STATED EXERCISE: Transcribe all of the material below word for word and leave out its pictures.

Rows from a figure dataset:
↓↓↓

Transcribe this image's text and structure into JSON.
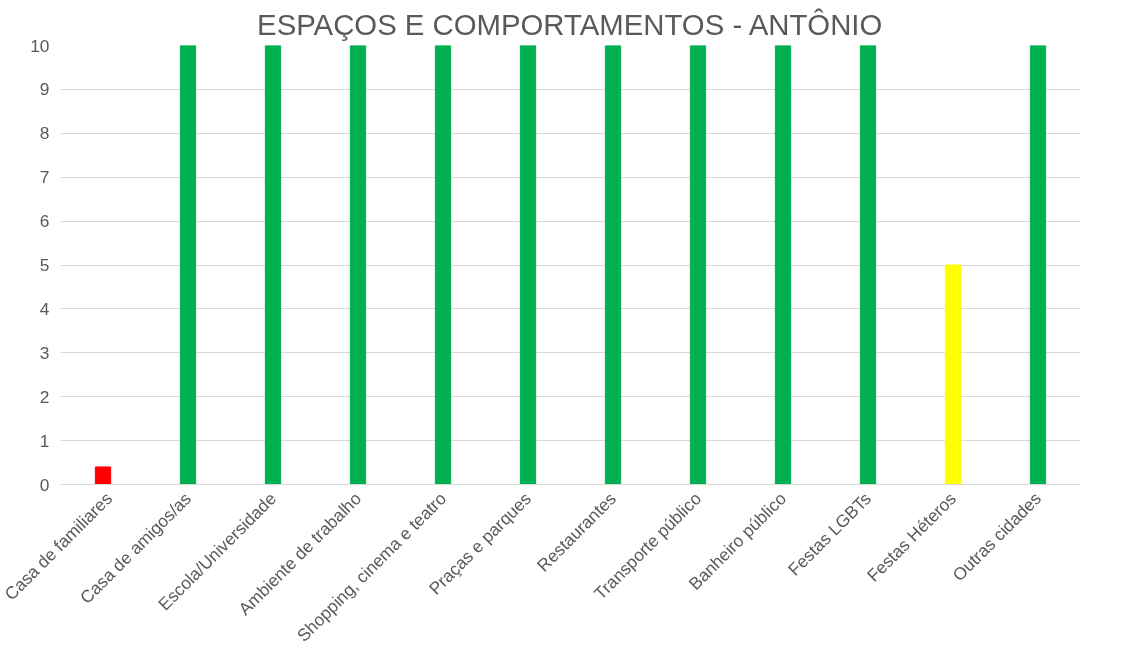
{
  "chart_data": {
    "type": "bar",
    "title": "ESPAÇOS E COMPORTAMENTOS - ANTÔNIO",
    "categories": [
      "Casa de familiares",
      "Casa de amigos/as",
      "Escola/Universidade",
      "Ambiente de trabalho",
      "Shopping, cinema e teatro",
      "Praças e parques",
      "Restaurantes",
      "Transporte público",
      "Banheiro público",
      "Festas LGBTs",
      "Festas Héteros",
      "Outras cidades"
    ],
    "values": [
      0.4,
      10,
      10,
      10,
      10,
      10,
      10,
      10,
      10,
      10,
      5,
      10
    ],
    "colors": [
      "#ff0000",
      "#00b050",
      "#00b050",
      "#00b050",
      "#00b050",
      "#00b050",
      "#00b050",
      "#00b050",
      "#00b050",
      "#00b050",
      "#ffff00",
      "#00b050"
    ],
    "ylim": [
      0,
      10
    ],
    "yticks": [
      0,
      1,
      2,
      3,
      4,
      5,
      6,
      7,
      8,
      9,
      10
    ],
    "grid": "y"
  }
}
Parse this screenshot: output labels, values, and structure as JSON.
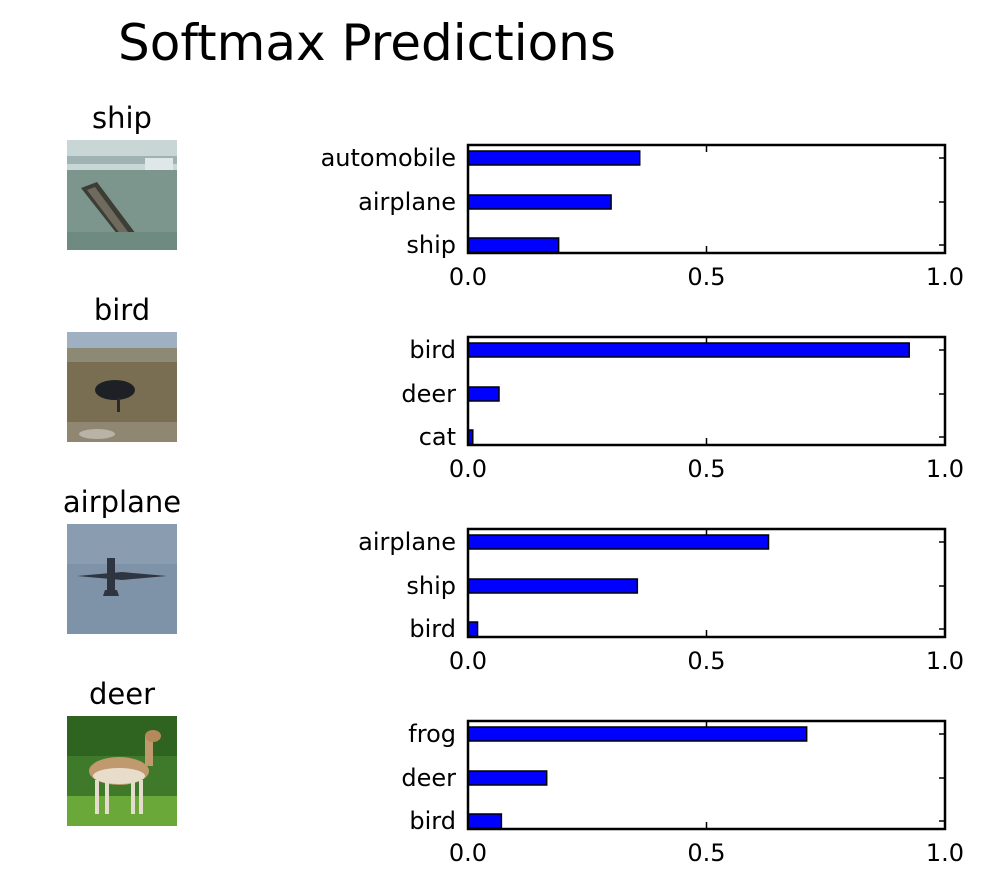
{
  "figure": {
    "title": "Softmax Predictions"
  },
  "colors": {
    "bar": "#0000ff",
    "bar_edge": "#000000",
    "axes": "#000000"
  },
  "chart_data": [
    {
      "type": "bar",
      "orientation": "horizontal",
      "image_label": "ship",
      "image_icon": "ship-photo",
      "categories": [
        "ship",
        "airplane",
        "automobile"
      ],
      "values": [
        0.19,
        0.3,
        0.36
      ],
      "xlim": [
        0,
        1
      ],
      "xticks": [
        "0.0",
        "0.5",
        "1.0"
      ],
      "grid": false
    },
    {
      "type": "bar",
      "orientation": "horizontal",
      "image_label": "bird",
      "image_icon": "bird-photo",
      "categories": [
        "cat",
        "deer",
        "bird"
      ],
      "values": [
        0.01,
        0.065,
        0.925
      ],
      "xlim": [
        0,
        1
      ],
      "xticks": [
        "0.0",
        "0.5",
        "1.0"
      ],
      "grid": false
    },
    {
      "type": "bar",
      "orientation": "horizontal",
      "image_label": "airplane",
      "image_icon": "airplane-photo",
      "categories": [
        "bird",
        "ship",
        "airplane"
      ],
      "values": [
        0.02,
        0.355,
        0.63
      ],
      "xlim": [
        0,
        1
      ],
      "xticks": [
        "0.0",
        "0.5",
        "1.0"
      ],
      "grid": false
    },
    {
      "type": "bar",
      "orientation": "horizontal",
      "image_label": "deer",
      "image_icon": "deer-photo",
      "categories": [
        "bird",
        "deer",
        "frog"
      ],
      "values": [
        0.07,
        0.165,
        0.71
      ],
      "xlim": [
        0,
        1
      ],
      "xticks": [
        "0.0",
        "0.5",
        "1.0"
      ],
      "grid": false
    }
  ]
}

↑↑↑

TASK RESPONSE:
Transcribe this image's text and structure into JSON.
{
  "chart_data": {
    "type": "bar",
    "title": "ESPAÇOS E COMPORTAMENTOS - ANTÔNIO",
    "categories": [
      "Casa de familiares",
      "Casa de amigos/as",
      "Escola/Universidade",
      "Ambiente de trabalho",
      "Shopping, cinema e teatro",
      "Praças e parques",
      "Restaurantes",
      "Transporte público",
      "Banheiro público",
      "Festas LGBTs",
      "Festas Héteros",
      "Outras cidades"
    ],
    "values": [
      0.4,
      10,
      10,
      10,
      10,
      10,
      10,
      10,
      10,
      10,
      5,
      10
    ],
    "colors": [
      "#ff0000",
      "#00b050",
      "#00b050",
      "#00b050",
      "#00b050",
      "#00b050",
      "#00b050",
      "#00b050",
      "#00b050",
      "#00b050",
      "#ffff00",
      "#00b050"
    ],
    "ylim": [
      0,
      10
    ],
    "yticks": [
      0,
      1,
      2,
      3,
      4,
      5,
      6,
      7,
      8,
      9,
      10
    ],
    "grid": "y"
  }
}
Parse this screenshot: output labels, values, and structure as JSON.
{
  "figure": {
    "title": "Softmax Predictions"
  },
  "colors": {
    "bar": "#0000ff",
    "bar_edge": "#000000",
    "axes": "#000000"
  },
  "chart_data": [
    {
      "type": "bar",
      "orientation": "horizontal",
      "image_label": "ship",
      "image_icon": "ship-photo",
      "categories": [
        "ship",
        "airplane",
        "automobile"
      ],
      "values": [
        0.19,
        0.3,
        0.36
      ],
      "xlim": [
        0,
        1
      ],
      "xticks": [
        "0.0",
        "0.5",
        "1.0"
      ],
      "grid": false
    },
    {
      "type": "bar",
      "orientation": "horizontal",
      "image_label": "bird",
      "image_icon": "bird-photo",
      "categories": [
        "cat",
        "deer",
        "bird"
      ],
      "values": [
        0.01,
        0.065,
        0.925
      ],
      "xlim": [
        0,
        1
      ],
      "xticks": [
        "0.0",
        "0.5",
        "1.0"
      ],
      "grid": false
    },
    {
      "type": "bar",
      "orientation": "horizontal",
      "image_label": "airplane",
      "image_icon": "airplane-photo",
      "categories": [
        "bird",
        "ship",
        "airplane"
      ],
      "values": [
        0.02,
        0.355,
        0.63
      ],
      "xlim": [
        0,
        1
      ],
      "xticks": [
        "0.0",
        "0.5",
        "1.0"
      ],
      "grid": false
    },
    {
      "type": "bar",
      "orientation": "horizontal",
      "image_label": "deer",
      "image_icon": "deer-photo",
      "categories": [
        "bird",
        "deer",
        "frog"
      ],
      "values": [
        0.07,
        0.165,
        0.71
      ],
      "xlim": [
        0,
        1
      ],
      "xticks": [
        "0.0",
        "0.5",
        "1.0"
      ],
      "grid": false
    }
  ]
}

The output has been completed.